:: Excerpt provided ::

--------------------

Sarah Dean has memorized that chain of events if not those words.

PVC pipe has been placed next to McClenney's head stone in his small community's cemetery, Sarah Dean told me. It's a place where the staff of an American flag may be placed for Decoration Day and other important dates on our American calendars.

To remember her grandson every day, Sarah Dean has kept his room a certain way: "You can just sit there and see him grow up" by looking at the pictures.

"He was a smart kid," she said.

While he had religion in his life, Sarah Dean says she doesn't think he was praying in his last half hour.

"He was damned mad," she said, having spoken with his fellow Marines.

Some of them returned because of him and were in the Bedford County Circuit Courtroom where we spoke about Daniel. They'd been comrades in the best sense of the word.

Before he left for Afghanistan, he said he might not come back and he took steps to be kind to his family.

His comrades signed a shirt he'd worn with them and gave it to Sarah Dean.

"They called him 'The Kid,' because he was so young, she said.

Soon it will be five years since McClenney went down fighting.

In those years, "On Christmas Eve... and every now and then," Sarah Dean says, "the light in his room comes on."

It's not a haint, she says.

"It's Daniel telling me he's still with me."

--------------------

:: Source excerpt ::

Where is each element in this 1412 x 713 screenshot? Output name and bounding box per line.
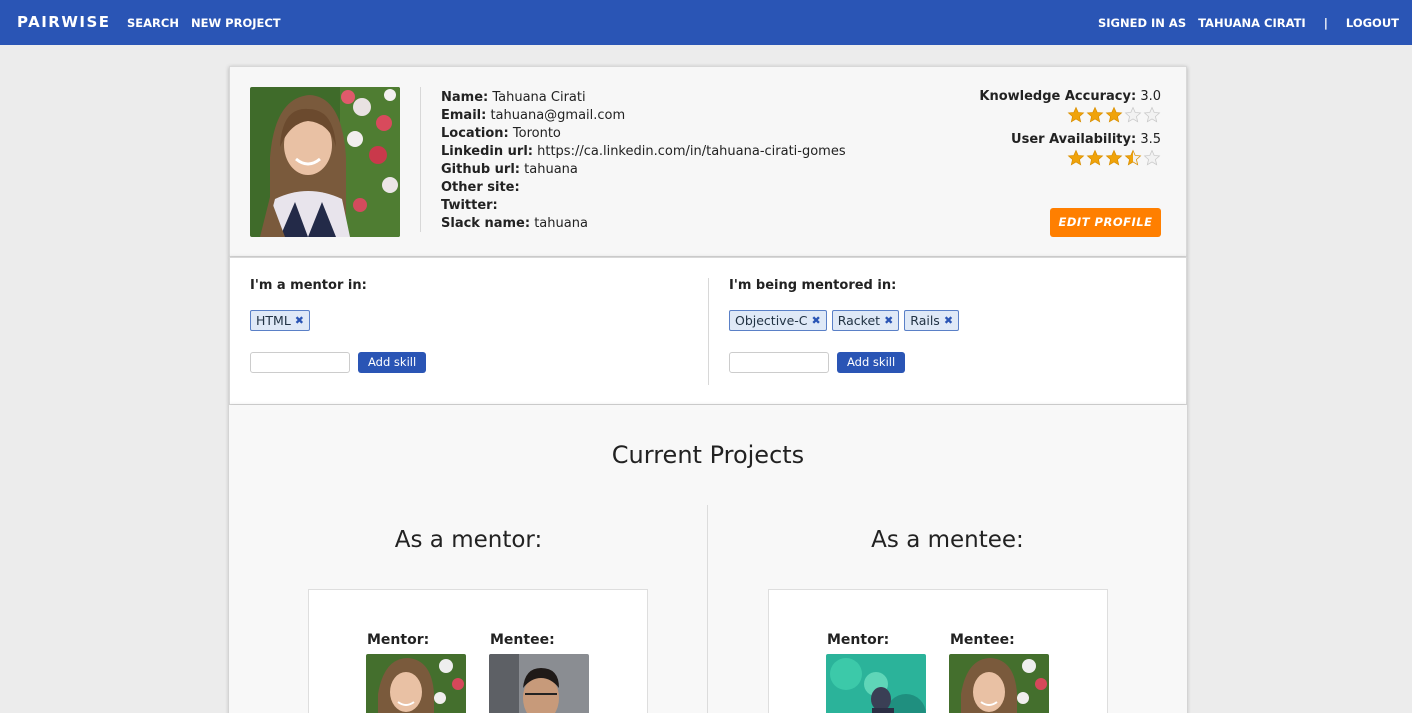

--------------------

:: Task to carry out ::
From the article about Sarah Dean's grandson, reproduce word for word the passage between "To remember her" and "of the word.", inclusive.

:: Final answer ::
To remember her grandson every day, Sarah Dean has kept his room a certain way: "You can just sit there and see him grow up" by looking at the pictures.

"He was a smart kid," she said.

While he had religion in his life, Sarah Dean says she doesn't think he was praying in his last half hour.

"He was damned mad," she said, having spoken with his fellow Marines.

Some of them returned because of him and were in the Bedford County Circuit Courtroom where we spoke about Daniel. They'd been comrades in the best sense of the word.